__Raw listing__
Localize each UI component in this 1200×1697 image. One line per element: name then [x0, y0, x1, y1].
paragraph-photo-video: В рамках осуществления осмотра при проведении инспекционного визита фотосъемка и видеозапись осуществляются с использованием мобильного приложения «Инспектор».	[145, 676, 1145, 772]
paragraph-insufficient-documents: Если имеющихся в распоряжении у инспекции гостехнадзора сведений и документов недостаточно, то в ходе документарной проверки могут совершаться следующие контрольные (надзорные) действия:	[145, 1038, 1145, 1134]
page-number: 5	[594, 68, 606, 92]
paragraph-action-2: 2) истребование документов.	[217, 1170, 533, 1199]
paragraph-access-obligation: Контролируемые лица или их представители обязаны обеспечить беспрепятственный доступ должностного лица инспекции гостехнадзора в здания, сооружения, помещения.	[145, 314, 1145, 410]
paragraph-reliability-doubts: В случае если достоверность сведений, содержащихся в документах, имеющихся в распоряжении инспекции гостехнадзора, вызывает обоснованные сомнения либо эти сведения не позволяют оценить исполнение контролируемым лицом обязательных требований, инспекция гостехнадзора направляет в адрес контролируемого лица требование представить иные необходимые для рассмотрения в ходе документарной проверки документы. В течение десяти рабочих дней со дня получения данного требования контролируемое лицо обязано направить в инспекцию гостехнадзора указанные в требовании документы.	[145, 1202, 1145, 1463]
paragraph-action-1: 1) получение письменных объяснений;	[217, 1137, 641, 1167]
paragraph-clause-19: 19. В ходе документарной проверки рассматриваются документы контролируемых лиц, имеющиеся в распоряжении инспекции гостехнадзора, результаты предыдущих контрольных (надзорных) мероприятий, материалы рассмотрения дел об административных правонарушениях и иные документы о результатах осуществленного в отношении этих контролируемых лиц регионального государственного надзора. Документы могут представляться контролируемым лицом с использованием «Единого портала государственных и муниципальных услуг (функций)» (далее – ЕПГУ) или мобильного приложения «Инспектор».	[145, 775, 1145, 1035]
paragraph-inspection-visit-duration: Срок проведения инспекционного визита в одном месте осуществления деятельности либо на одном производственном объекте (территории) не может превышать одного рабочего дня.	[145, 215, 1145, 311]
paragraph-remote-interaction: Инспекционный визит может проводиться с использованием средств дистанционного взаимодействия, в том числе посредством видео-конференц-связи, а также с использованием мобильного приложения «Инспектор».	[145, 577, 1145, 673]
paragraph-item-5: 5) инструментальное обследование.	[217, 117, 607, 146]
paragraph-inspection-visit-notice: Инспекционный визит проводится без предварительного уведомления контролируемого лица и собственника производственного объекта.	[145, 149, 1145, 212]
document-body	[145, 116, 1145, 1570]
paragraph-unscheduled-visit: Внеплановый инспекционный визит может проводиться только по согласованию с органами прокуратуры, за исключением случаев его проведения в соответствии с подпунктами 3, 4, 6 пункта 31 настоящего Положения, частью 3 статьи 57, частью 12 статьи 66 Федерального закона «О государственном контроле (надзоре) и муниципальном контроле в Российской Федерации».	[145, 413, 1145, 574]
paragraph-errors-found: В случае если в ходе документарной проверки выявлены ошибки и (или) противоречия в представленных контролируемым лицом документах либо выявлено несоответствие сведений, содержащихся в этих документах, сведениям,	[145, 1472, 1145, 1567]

__DESCRIPTION OF THE TASK__
Rewrite the listing, swapping every occurrence of "гостехнадзора" for "технадзора" and leaving all other text unchanged.

__EXERCISE RESPONSE__
Localize each UI component in this 1200×1697 image. One line per element: name then [x0, y0, x1, y1].
paragraph-photo-video: В рамках осуществления осмотра при проведении инспекционного визита фотосъемка и видеозапись осуществляются с использованием мобильного приложения «Инспектор».	[145, 676, 1145, 772]
paragraph-insufficient-documents: Если имеющихся в распоряжении у инспекции технадзора сведений и документов недостаточно, то в ходе документарной проверки могут совершаться следующие контрольные (надзорные) действия:	[145, 1038, 1145, 1134]
page-number: 5	[594, 68, 606, 92]
paragraph-action-2: 2) истребование документов.	[217, 1170, 533, 1199]
paragraph-access-obligation: Контролируемые лица или их представители обязаны обеспечить беспрепятственный доступ должностного лица инспекции технадзора в здания, сооружения, помещения.	[145, 314, 1145, 410]
paragraph-reliability-doubts: В случае если достоверность сведений, содержащихся в документах, имеющихся в распоряжении инспекции технадзора, вызывает обоснованные сомнения либо эти сведения не позволяют оценить исполнение контролируемым лицом обязательных требований, инспекция технадзора направляет в адрес контролируемого лица требование представить иные необходимые для рассмотрения в ходе документарной проверки документы. В течение десяти рабочих дней со дня получения данного требования контролируемое лицо обязано направить в инспекцию технадзора указанные в требовании документы.	[145, 1202, 1145, 1463]
paragraph-action-1: 1) получение письменных объяснений;	[217, 1137, 641, 1167]
paragraph-clause-19: 19. В ходе документарной проверки рассматриваются документы контролируемых лиц, имеющиеся в распоряжении инспекции технадзора, результаты предыдущих контрольных (надзорных) мероприятий, материалы рассмотрения дел об административных правонарушениях и иные документы о результатах осуществленного в отношении этих контролируемых лиц регионального государственного надзора. Документы могут представляться контролируемым лицом с использованием «Единого портала государственных и муниципальных услуг (функций)» (далее – ЕПГУ) или мобильного приложения «Инспектор».	[145, 775, 1145, 1035]
paragraph-inspection-visit-duration: Срок проведения инспекционного визита в одном месте осуществления деятельности либо на одном производственном объекте (территории) не может превышать одного рабочего дня.	[145, 215, 1145, 311]
paragraph-remote-interaction: Инспекционный визит может проводиться с использованием средств дистанционного взаимодействия, в том числе посредством видео-конференц-связи, а также с использованием мобильного приложения «Инспектор».	[145, 577, 1145, 673]
paragraph-item-5: 5) инструментальное обследование.	[217, 117, 607, 146]
paragraph-inspection-visit-notice: Инспекционный визит проводится без предварительного уведомления контролируемого лица и собственника производственного объекта.	[145, 149, 1145, 212]
document-body	[145, 116, 1145, 1570]
paragraph-unscheduled-visit: Внеплановый инспекционный визит может проводиться только по согласованию с органами прокуратуры, за исключением случаев его проведения в соответствии с подпунктами 3, 4, 6 пункта 31 настоящего Положения, частью 3 статьи 57, частью 12 статьи 66 Федерального закона «О государственном контроле (надзоре) и муниципальном контроле в Российской Федерации».	[145, 413, 1145, 574]
paragraph-errors-found: В случае если в ходе документарной проверки выявлены ошибки и (или) противоречия в представленных контролируемым лицом документах либо выявлено несоответствие сведений, содержащихся в этих документах, сведениям,	[145, 1472, 1145, 1567]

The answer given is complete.